What the task asks
State only the count of lines in the listing below that hold "grain".
● ● ● ●
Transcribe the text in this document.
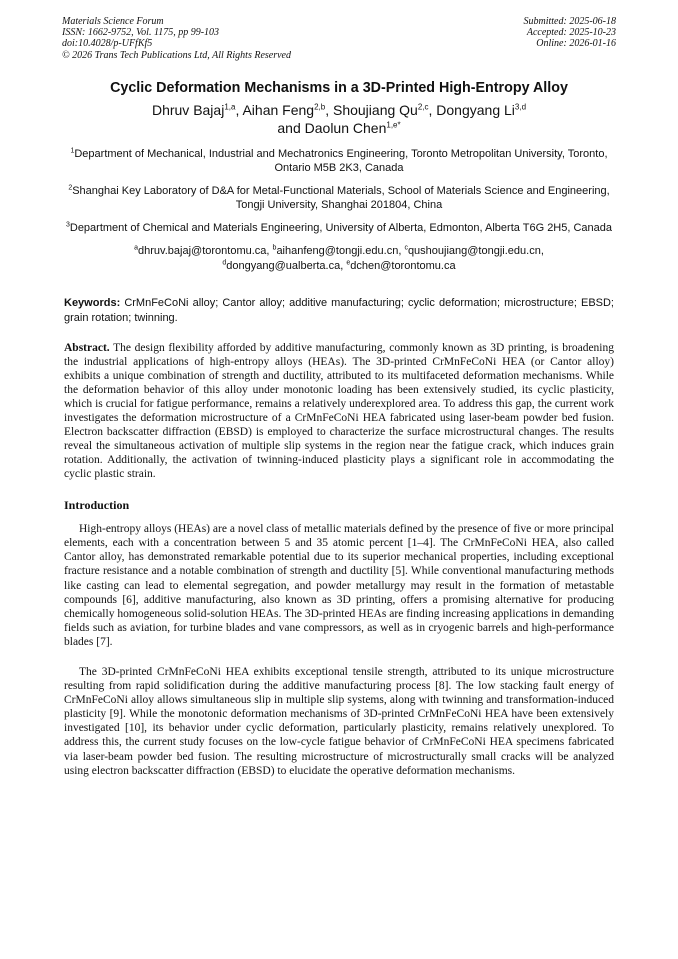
Materials Science Forum
ISSN: 1662-9752, Vol. 1175, pp 99-103
doi:10.4028/p-UFfKf5
© 2026 Trans Tech Publications Ltd, All Rights Reserved
Submitted: 2025-06-18
Accepted: 2025-10-23
Online: 2026-01-16
Cyclic Deformation Mechanisms in a 3D-Printed High-Entropy Alloy
Dhruv Bajaj$^{1,a}$, Aihan Feng$^{2,b}$, Shoujiang Qu$^{2,c}$, Dongyang Li$^{3,d}$
and Daolun Chen$^{1,e*}$
$^1$Department of Mechanical, Industrial and Mechatronics Engineering, Toronto Metropolitan University, Toronto, Ontario M5B 2K3, Canada
$^2$Shanghai Key Laboratory of D&A for Metal-Functional Materials, School of Materials Science and Engineering, Tongji University, Shanghai 201804, China
$^3$Department of Chemical and Materials Engineering, University of Alberta, Edmonton, Alberta T6G 2H5, Canada
$^a$dhruv.bajaj@torontomu.ca, $^b$aihanfeng@tongji.edu.cn, $^c$qushoujiang@tongji.edu.cn,
$^d$dongyang@ualberta.ca, $^e$dchen@torontomu.ca
Keywords: CrMnFeCoNi alloy; Cantor alloy; additive manufacturing; cyclic deformation; microstructure; EBSD; grain rotation; twinning.
Abstract. The design flexibility afforded by additive manufacturing, commonly known as 3D printing, is broadening the industrial applications of high-entropy alloys (HEAs). The 3D-printed CrMnFeCoNi HEA (or Cantor alloy) exhibits a unique combination of strength and ductility, attributed to its multifaceted deformation mechanisms. While the deformation behavior of this alloy under monotonic loading has been extensively studied, its cyclic plasticity, which is crucial for fatigue performance, remains a relatively underexplored area. To address this gap, the current work investigates the deformation microstructure of a CrMnFeCoNi HEA fabricated using laser-beam powder bed fusion. Electron backscatter diffraction (EBSD) is employed to characterize the surface microstructural changes. The results reveal the simultaneous activation of multiple slip systems in the region near the fatigue crack, which induces grain rotation. Additionally, the activation of twinning-induced plasticity plays a significant role in accommodating the cyclic plastic strain.
Introduction
High-entropy alloys (HEAs) are a novel class of metallic materials defined by the presence of five or more principal elements, each with a concentration between 5 and 35 atomic percent [1–4]. The CrMnFeCoNi HEA, also called Cantor alloy, has demonstrated remarkable potential due to its superior mechanical properties, including exceptional fracture resistance and a notable combination of strength and ductility [5]. While conventional manufacturing methods like casting can lead to elemental segregation, and powder metallurgy may result in the formation of metastable compounds [6], additive manufacturing, also known as 3D printing, offers a promising alternative for producing chemically homogeneous solid-solution HEAs. The 3D-printed HEAs are finding increasing applications in demanding fields such as aviation, for turbine blades and vane compressors, as well as in cryogenic barrels and high-performance blades [7].
The 3D-printed CrMnFeCoNi HEA exhibits exceptional tensile strength, attributed to its unique microstructure resulting from rapid solidification during the additive manufacturing process [8]. The low stacking fault energy of CrMnFeCoNi alloy allows simultaneous slip in multiple slip systems, along with twinning and transformation-induced plasticity [9]. While the monotonic deformation mechanisms of 3D-printed CrMnFeCoNi HEA have been extensively investigated [10], its behavior under cyclic deformation, particularly plasticity, remains relatively unexplored. To address this, the current study focuses on the low-cycle fatigue behavior of CrMnFeCoNi HEA specimens fabricated via laser-beam powder bed fusion. The resulting microstructure of microstructurally small cracks will be analyzed using electron backscatter diffraction (EBSD) to elucidate the operative deformation mechanisms.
● ● ● ●
Task output
2